**AIM OF THE TASK:** Extract, word for word, the lines of the listing below that start with the line containing "background-blob: [0, 0, 596, 500]" and go on through the listing's final line, including both.

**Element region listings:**
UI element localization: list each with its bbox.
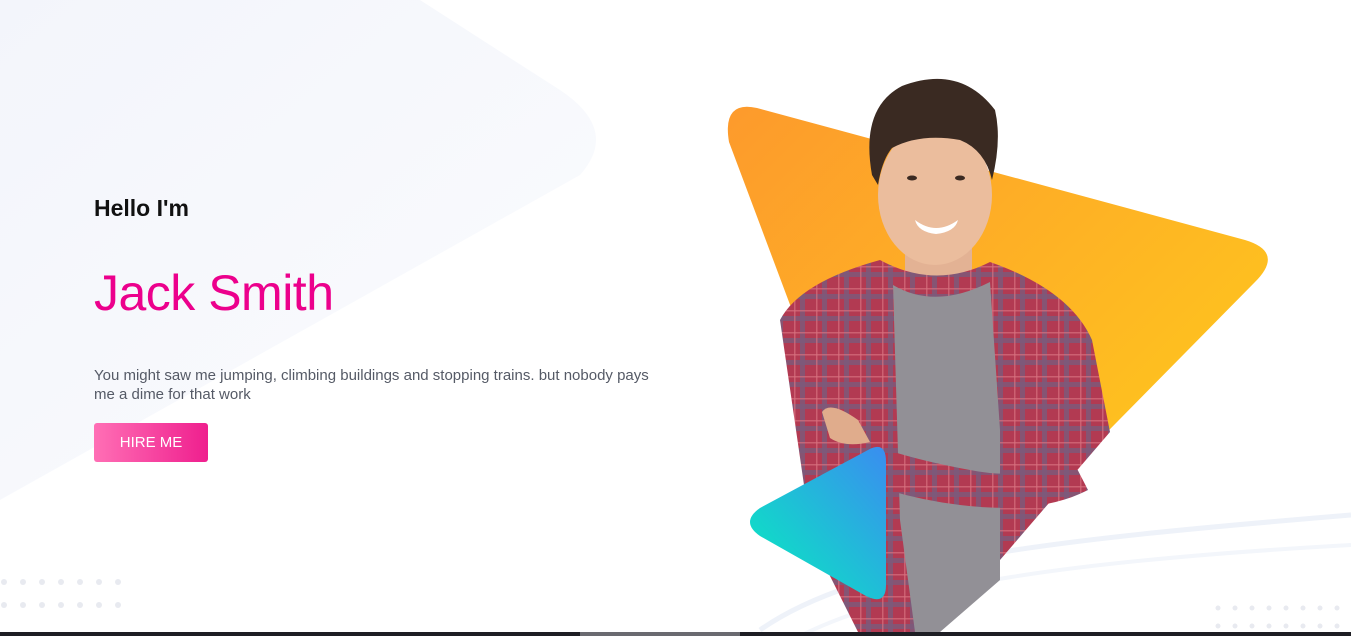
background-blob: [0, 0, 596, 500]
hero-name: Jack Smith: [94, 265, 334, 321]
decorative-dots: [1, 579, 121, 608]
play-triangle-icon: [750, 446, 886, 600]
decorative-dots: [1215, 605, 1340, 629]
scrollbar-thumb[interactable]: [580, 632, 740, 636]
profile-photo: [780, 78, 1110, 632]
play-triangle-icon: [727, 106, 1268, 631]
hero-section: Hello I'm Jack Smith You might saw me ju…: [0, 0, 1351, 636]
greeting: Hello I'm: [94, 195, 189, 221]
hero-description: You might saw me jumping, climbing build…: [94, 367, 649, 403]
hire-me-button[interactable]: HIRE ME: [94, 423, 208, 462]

**RESULT OF THE EXERCISE:**
background-blob: [0, 0, 596, 500]
hero-name: Jack Smith: [94, 265, 334, 321]
decorative-dots: [1, 579, 121, 608]
play-triangle-icon: [750, 446, 886, 600]
decorative-dots: [1215, 605, 1340, 629]
scrollbar-thumb[interactable]: [580, 632, 740, 636]
profile-photo: [780, 78, 1110, 632]
play-triangle-icon: [727, 106, 1268, 631]
hero-section: Hello I'm Jack Smith You might saw me ju…: [0, 0, 1351, 636]
greeting: Hello I'm: [94, 195, 189, 221]
hero-description: You might saw me jumping, climbing build…: [94, 367, 649, 403]
hire-me-button[interactable]: HIRE ME: [94, 423, 208, 462]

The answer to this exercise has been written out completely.